Scan the entries below. List each line with "title".

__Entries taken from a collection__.
•••••

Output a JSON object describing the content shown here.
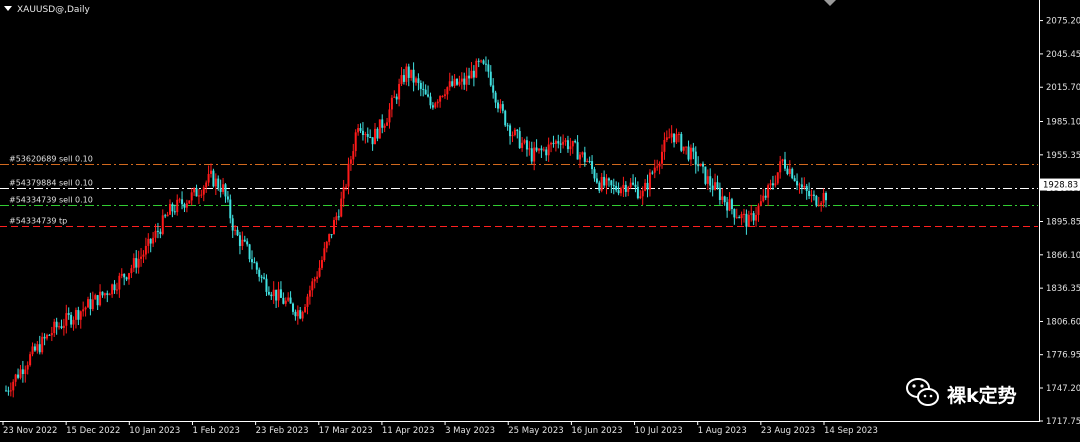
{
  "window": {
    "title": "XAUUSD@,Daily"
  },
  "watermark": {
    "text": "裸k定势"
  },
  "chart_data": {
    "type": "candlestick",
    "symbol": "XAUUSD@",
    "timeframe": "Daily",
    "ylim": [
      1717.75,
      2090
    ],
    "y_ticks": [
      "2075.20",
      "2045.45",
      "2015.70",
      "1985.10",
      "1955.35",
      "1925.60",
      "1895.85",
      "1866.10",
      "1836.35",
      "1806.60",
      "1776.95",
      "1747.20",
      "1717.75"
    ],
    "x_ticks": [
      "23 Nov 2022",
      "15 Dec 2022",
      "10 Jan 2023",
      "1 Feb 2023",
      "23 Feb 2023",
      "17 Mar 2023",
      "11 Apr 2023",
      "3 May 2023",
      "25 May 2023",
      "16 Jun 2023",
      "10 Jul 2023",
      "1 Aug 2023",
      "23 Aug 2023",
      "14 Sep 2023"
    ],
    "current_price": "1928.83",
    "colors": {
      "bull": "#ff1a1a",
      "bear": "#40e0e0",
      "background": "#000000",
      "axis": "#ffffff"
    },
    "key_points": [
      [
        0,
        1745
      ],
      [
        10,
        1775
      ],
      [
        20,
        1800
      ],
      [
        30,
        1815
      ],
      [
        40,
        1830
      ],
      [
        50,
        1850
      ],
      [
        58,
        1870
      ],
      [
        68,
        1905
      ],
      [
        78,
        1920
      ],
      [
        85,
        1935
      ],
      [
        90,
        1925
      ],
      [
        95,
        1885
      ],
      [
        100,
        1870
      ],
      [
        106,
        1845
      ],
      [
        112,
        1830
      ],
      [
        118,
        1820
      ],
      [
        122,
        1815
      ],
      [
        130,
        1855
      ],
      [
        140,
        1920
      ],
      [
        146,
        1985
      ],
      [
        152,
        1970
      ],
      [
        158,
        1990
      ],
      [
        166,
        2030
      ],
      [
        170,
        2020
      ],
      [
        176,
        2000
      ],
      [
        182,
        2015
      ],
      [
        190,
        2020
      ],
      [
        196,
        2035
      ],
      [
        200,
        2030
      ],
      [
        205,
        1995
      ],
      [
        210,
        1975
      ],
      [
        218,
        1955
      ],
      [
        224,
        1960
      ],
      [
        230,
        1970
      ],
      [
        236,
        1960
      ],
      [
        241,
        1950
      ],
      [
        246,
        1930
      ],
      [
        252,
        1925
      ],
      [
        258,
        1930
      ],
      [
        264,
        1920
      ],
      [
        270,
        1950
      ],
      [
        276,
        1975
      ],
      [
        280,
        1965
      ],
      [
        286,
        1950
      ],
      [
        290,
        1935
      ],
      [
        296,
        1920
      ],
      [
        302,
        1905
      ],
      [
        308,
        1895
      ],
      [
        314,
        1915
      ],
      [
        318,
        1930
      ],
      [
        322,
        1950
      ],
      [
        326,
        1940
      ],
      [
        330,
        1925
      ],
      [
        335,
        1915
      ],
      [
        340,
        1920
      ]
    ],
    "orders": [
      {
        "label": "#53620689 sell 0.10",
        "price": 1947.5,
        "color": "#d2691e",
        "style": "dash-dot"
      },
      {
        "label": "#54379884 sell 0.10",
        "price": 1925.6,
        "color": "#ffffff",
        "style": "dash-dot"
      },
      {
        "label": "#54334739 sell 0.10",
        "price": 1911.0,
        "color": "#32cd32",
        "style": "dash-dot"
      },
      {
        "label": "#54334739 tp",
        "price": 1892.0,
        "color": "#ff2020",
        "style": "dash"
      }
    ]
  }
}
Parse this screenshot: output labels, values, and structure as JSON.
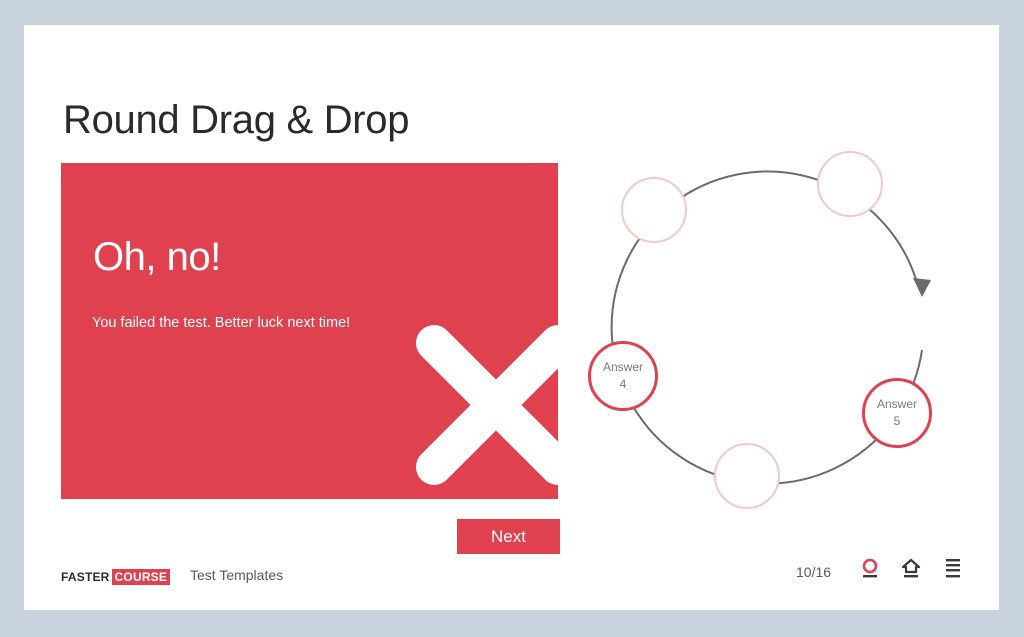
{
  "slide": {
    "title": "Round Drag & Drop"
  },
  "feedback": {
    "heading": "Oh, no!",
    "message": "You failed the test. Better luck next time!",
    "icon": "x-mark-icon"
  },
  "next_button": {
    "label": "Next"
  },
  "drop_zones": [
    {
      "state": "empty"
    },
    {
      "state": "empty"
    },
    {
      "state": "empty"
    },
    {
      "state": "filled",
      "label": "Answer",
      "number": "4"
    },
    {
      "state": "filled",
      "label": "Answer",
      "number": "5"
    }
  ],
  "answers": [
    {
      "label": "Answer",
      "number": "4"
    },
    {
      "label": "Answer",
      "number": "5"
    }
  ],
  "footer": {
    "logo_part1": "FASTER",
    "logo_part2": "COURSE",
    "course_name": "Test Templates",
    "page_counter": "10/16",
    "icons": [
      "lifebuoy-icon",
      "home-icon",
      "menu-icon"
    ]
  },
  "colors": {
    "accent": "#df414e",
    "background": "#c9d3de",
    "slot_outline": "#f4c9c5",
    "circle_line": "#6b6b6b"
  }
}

•••••

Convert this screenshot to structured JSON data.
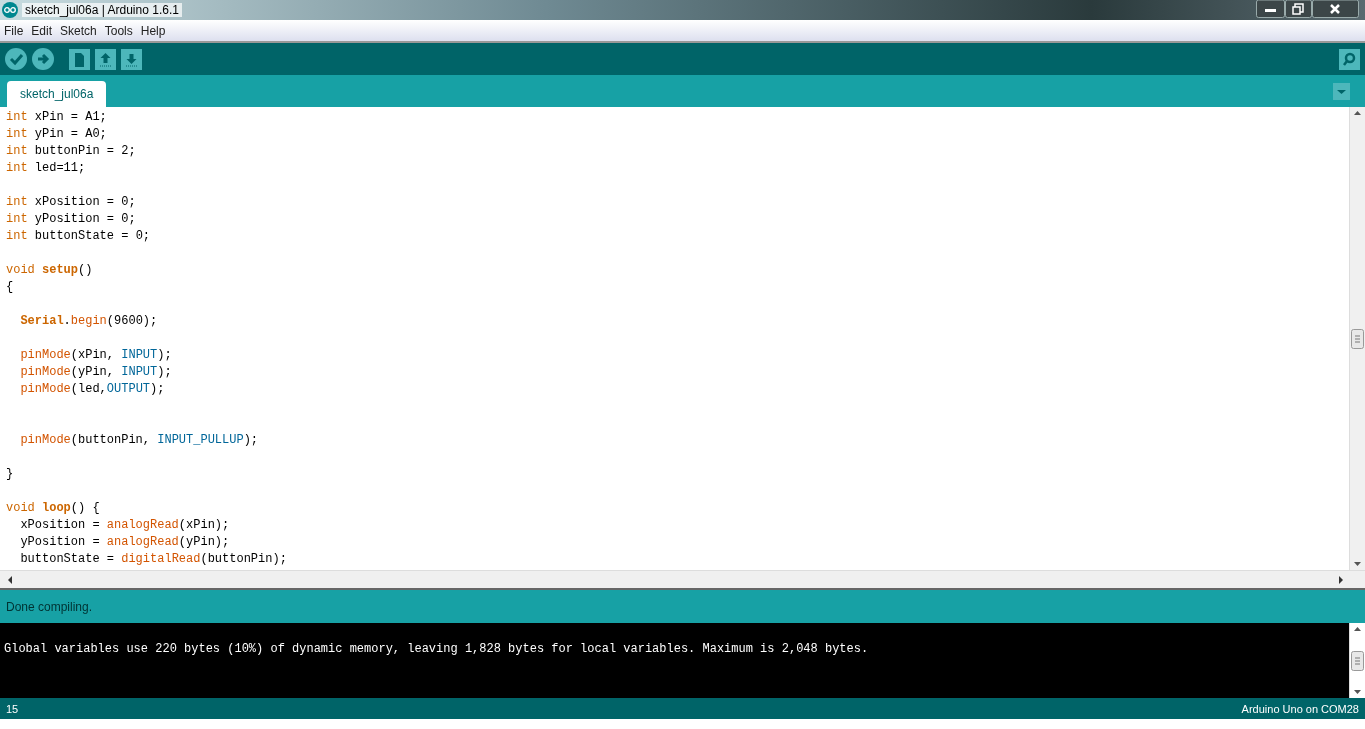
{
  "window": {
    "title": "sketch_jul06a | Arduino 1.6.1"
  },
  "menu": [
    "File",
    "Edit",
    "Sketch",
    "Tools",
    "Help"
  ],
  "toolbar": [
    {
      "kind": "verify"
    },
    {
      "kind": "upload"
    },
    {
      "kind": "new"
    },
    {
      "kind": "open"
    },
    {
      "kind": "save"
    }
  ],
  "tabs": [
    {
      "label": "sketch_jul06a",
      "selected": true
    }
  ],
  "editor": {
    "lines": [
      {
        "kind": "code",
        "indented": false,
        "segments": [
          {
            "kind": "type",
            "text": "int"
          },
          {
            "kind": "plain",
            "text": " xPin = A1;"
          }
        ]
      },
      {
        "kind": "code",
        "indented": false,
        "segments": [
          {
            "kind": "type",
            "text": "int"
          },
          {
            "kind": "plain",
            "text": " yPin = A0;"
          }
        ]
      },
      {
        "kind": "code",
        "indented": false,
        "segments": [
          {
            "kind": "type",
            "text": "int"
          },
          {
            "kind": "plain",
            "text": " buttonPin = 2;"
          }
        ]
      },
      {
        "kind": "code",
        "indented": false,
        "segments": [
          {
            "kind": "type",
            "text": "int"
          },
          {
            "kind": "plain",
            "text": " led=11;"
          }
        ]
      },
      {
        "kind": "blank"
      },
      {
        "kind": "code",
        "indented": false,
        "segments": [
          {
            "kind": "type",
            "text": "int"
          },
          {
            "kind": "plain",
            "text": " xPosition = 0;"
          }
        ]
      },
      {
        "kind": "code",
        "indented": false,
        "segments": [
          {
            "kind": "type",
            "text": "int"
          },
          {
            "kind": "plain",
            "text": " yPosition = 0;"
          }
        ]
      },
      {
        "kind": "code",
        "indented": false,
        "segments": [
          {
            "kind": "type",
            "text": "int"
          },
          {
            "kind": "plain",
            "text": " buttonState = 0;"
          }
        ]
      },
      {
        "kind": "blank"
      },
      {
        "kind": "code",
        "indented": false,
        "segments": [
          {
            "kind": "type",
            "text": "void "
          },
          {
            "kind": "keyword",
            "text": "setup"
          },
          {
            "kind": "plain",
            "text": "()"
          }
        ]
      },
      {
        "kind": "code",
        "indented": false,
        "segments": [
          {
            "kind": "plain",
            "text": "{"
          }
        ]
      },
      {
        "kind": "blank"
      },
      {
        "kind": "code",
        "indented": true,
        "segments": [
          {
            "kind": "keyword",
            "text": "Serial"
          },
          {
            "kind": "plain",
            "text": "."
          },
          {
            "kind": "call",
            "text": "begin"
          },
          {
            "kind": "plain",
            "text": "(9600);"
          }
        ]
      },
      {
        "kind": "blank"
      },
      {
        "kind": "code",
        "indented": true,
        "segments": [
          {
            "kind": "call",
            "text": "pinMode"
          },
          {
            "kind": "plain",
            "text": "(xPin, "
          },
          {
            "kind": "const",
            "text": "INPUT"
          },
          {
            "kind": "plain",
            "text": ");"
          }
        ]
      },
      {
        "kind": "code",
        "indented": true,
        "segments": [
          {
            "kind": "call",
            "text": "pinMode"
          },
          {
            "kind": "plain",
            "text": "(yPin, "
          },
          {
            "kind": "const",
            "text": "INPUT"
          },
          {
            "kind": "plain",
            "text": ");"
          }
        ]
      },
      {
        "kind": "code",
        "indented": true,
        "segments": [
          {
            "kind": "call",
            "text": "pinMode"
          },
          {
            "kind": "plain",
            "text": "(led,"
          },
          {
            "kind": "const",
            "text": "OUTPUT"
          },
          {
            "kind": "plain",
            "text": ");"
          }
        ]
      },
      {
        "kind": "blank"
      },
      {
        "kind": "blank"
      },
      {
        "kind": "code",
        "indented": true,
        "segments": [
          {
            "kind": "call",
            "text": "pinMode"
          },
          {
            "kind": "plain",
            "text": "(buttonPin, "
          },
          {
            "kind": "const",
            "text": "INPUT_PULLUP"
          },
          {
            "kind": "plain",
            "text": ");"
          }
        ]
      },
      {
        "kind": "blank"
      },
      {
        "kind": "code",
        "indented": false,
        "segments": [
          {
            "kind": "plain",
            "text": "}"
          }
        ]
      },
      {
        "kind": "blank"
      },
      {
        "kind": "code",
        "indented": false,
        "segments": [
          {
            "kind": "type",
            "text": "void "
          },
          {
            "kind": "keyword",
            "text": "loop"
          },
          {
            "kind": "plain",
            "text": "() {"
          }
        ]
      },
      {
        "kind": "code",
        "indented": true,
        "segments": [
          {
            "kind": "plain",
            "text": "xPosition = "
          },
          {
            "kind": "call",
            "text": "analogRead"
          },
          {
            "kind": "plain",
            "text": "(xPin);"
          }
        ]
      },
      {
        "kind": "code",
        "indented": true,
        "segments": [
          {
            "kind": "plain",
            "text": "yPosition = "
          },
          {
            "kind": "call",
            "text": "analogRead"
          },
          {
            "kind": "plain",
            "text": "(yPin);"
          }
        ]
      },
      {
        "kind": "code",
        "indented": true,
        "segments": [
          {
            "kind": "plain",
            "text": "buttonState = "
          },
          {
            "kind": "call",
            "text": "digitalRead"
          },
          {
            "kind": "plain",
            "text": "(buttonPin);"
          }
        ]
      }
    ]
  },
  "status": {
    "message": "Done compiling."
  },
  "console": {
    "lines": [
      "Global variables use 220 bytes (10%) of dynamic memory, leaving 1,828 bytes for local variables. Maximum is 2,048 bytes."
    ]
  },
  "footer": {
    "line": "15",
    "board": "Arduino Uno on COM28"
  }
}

•••••

__Task response__.
    "title": "XAUUSD@,Daily"
    "title": "Round Drag & Drop"
    "title": "sketch_jul06a | Arduino 1.6.1"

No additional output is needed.